§ **AIM**
Please reproduce every line of the data below verbatim, from the first line to the last.
=-=-=
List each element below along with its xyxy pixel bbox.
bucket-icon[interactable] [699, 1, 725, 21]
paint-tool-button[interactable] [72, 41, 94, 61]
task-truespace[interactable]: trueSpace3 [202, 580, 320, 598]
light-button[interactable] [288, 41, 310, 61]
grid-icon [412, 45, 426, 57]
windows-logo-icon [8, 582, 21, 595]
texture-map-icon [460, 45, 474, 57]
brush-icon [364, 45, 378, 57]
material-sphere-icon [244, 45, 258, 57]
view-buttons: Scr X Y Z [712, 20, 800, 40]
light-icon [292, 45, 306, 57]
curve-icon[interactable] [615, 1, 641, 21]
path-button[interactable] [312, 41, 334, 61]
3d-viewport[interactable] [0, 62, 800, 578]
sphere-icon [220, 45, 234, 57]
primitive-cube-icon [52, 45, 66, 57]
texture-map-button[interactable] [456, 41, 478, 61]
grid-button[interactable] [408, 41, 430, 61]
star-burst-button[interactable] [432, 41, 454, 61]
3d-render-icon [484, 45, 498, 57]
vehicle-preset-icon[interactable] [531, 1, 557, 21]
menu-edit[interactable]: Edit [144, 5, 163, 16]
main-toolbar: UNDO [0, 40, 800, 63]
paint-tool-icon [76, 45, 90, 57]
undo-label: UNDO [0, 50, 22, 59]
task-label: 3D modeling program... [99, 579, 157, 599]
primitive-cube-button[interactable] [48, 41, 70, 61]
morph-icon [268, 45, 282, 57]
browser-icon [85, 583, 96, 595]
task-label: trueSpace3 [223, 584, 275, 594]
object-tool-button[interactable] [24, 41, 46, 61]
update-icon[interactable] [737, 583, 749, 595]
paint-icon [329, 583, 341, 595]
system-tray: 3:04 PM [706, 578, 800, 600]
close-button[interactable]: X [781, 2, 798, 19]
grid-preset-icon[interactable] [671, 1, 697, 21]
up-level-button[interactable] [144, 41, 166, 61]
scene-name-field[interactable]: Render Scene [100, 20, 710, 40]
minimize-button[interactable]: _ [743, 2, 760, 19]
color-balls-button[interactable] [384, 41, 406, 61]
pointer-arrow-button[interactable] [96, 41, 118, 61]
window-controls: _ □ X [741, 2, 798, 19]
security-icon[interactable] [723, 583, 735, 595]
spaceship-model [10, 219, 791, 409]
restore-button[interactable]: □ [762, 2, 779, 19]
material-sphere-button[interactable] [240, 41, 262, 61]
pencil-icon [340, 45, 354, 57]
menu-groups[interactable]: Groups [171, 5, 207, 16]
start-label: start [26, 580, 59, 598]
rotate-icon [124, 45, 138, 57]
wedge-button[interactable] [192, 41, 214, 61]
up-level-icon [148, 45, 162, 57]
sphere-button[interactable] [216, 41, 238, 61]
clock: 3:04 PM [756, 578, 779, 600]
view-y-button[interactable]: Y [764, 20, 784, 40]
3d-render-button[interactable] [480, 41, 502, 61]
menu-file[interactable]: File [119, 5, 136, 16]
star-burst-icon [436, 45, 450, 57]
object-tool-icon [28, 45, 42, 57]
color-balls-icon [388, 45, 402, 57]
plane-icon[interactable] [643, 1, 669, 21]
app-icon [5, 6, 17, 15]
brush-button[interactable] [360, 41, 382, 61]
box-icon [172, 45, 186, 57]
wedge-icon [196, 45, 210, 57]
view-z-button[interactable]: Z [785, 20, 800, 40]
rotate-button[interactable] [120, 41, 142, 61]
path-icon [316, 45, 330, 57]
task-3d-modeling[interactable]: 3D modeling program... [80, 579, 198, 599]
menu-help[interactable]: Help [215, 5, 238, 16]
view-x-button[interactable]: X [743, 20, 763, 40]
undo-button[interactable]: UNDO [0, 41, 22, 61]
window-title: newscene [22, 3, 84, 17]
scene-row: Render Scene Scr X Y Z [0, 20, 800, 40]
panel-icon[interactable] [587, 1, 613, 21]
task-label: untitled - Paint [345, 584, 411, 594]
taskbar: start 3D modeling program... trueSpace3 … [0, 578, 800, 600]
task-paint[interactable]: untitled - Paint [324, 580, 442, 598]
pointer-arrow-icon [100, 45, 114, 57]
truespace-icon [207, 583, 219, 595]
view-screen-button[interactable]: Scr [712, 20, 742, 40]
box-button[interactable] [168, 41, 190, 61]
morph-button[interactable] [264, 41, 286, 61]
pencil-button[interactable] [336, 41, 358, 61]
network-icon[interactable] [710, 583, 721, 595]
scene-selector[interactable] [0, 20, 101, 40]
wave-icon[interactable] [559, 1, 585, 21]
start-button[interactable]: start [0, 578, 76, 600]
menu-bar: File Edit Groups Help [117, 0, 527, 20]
=-=-=
§ **FINISHED TASK**
List each element below along with its xyxy pixel bbox.
bucket-icon[interactable] [699, 1, 725, 21]
paint-tool-button[interactable] [72, 41, 94, 61]
task-truespace[interactable]: trueSpace3 [202, 580, 320, 598]
light-button[interactable] [288, 41, 310, 61]
grid-icon [412, 45, 426, 57]
windows-logo-icon [8, 582, 21, 595]
texture-map-icon [460, 45, 474, 57]
brush-icon [364, 45, 378, 57]
material-sphere-icon [244, 45, 258, 57]
view-buttons: Scr X Y Z [712, 20, 800, 40]
light-icon [292, 45, 306, 57]
curve-icon[interactable] [615, 1, 641, 21]
path-button[interactable] [312, 41, 334, 61]
3d-viewport[interactable] [0, 62, 800, 578]
sphere-icon [220, 45, 234, 57]
primitive-cube-icon [52, 45, 66, 57]
texture-map-button[interactable] [456, 41, 478, 61]
grid-button[interactable] [408, 41, 430, 61]
star-burst-button[interactable] [432, 41, 454, 61]
3d-render-icon [484, 45, 498, 57]
vehicle-preset-icon[interactable] [531, 1, 557, 21]
menu-edit[interactable]: Edit [144, 5, 163, 16]
main-toolbar: UNDO [0, 40, 800, 63]
paint-tool-icon [76, 45, 90, 57]
undo-label: UNDO [0, 50, 22, 59]
task-label: 3D modeling program... [99, 579, 157, 599]
primitive-cube-button[interactable] [48, 41, 70, 61]
morph-icon [268, 45, 282, 57]
browser-icon [85, 583, 96, 595]
task-label: trueSpace3 [223, 584, 275, 594]
object-tool-button[interactable] [24, 41, 46, 61]
update-icon[interactable] [737, 583, 749, 595]
paint-icon [329, 583, 341, 595]
system-tray: 3:04 PM [706, 578, 800, 600]
close-button[interactable]: X [781, 2, 798, 19]
grid-preset-icon[interactable] [671, 1, 697, 21]
up-level-button[interactable] [144, 41, 166, 61]
scene-name-field[interactable]: Render Scene [100, 20, 710, 40]
minimize-button[interactable]: _ [743, 2, 760, 19]
color-balls-button[interactable] [384, 41, 406, 61]
pointer-arrow-button[interactable] [96, 41, 118, 61]
window-controls: _ □ X [741, 2, 798, 19]
security-icon[interactable] [723, 583, 735, 595]
spaceship-model [10, 219, 791, 409]
restore-button[interactable]: □ [762, 2, 779, 19]
material-sphere-button[interactable] [240, 41, 262, 61]
pencil-icon [340, 45, 354, 57]
menu-groups[interactable]: Groups [171, 5, 207, 16]
start-label: start [26, 580, 59, 598]
rotate-icon [124, 45, 138, 57]
wedge-button[interactable] [192, 41, 214, 61]
up-level-icon [148, 45, 162, 57]
sphere-button[interactable] [216, 41, 238, 61]
clock: 3:04 PM [756, 578, 779, 600]
view-y-button[interactable]: Y [764, 20, 784, 40]
3d-render-button[interactable] [480, 41, 502, 61]
menu-file[interactable]: File [119, 5, 136, 16]
star-burst-icon [436, 45, 450, 57]
object-tool-icon [28, 45, 42, 57]
color-balls-icon [388, 45, 402, 57]
plane-icon[interactable] [643, 1, 669, 21]
app-icon [5, 6, 17, 15]
brush-button[interactable] [360, 41, 382, 61]
box-icon [172, 45, 186, 57]
wedge-icon [196, 45, 210, 57]
view-z-button[interactable]: Z [785, 20, 800, 40]
rotate-button[interactable] [120, 41, 142, 61]
path-icon [316, 45, 330, 57]
task-3d-modeling[interactable]: 3D modeling program... [80, 579, 198, 599]
menu-help[interactable]: Help [215, 5, 238, 16]
view-x-button[interactable]: X [743, 20, 763, 40]
undo-button[interactable]: UNDO [0, 41, 22, 61]
window-title: newscene [22, 3, 84, 17]
scene-row: Render Scene Scr X Y Z [0, 20, 800, 40]
panel-icon[interactable] [587, 1, 613, 21]
task-label: untitled - Paint [345, 584, 411, 594]
taskbar: start 3D modeling program... trueSpace3 … [0, 578, 800, 600]
task-paint[interactable]: untitled - Paint [324, 580, 442, 598]
pointer-arrow-icon [100, 45, 114, 57]
truespace-icon [207, 583, 219, 595]
view-screen-button[interactable]: Scr [712, 20, 742, 40]
box-button[interactable] [168, 41, 190, 61]
morph-button[interactable] [264, 41, 286, 61]
pencil-button[interactable] [336, 41, 358, 61]
network-icon[interactable] [710, 583, 721, 595]
scene-selector[interactable] [0, 20, 101, 40]
wave-icon[interactable] [559, 1, 585, 21]
start-button[interactable]: start [0, 578, 76, 600]
menu-bar: File Edit Groups Help [117, 0, 527, 20]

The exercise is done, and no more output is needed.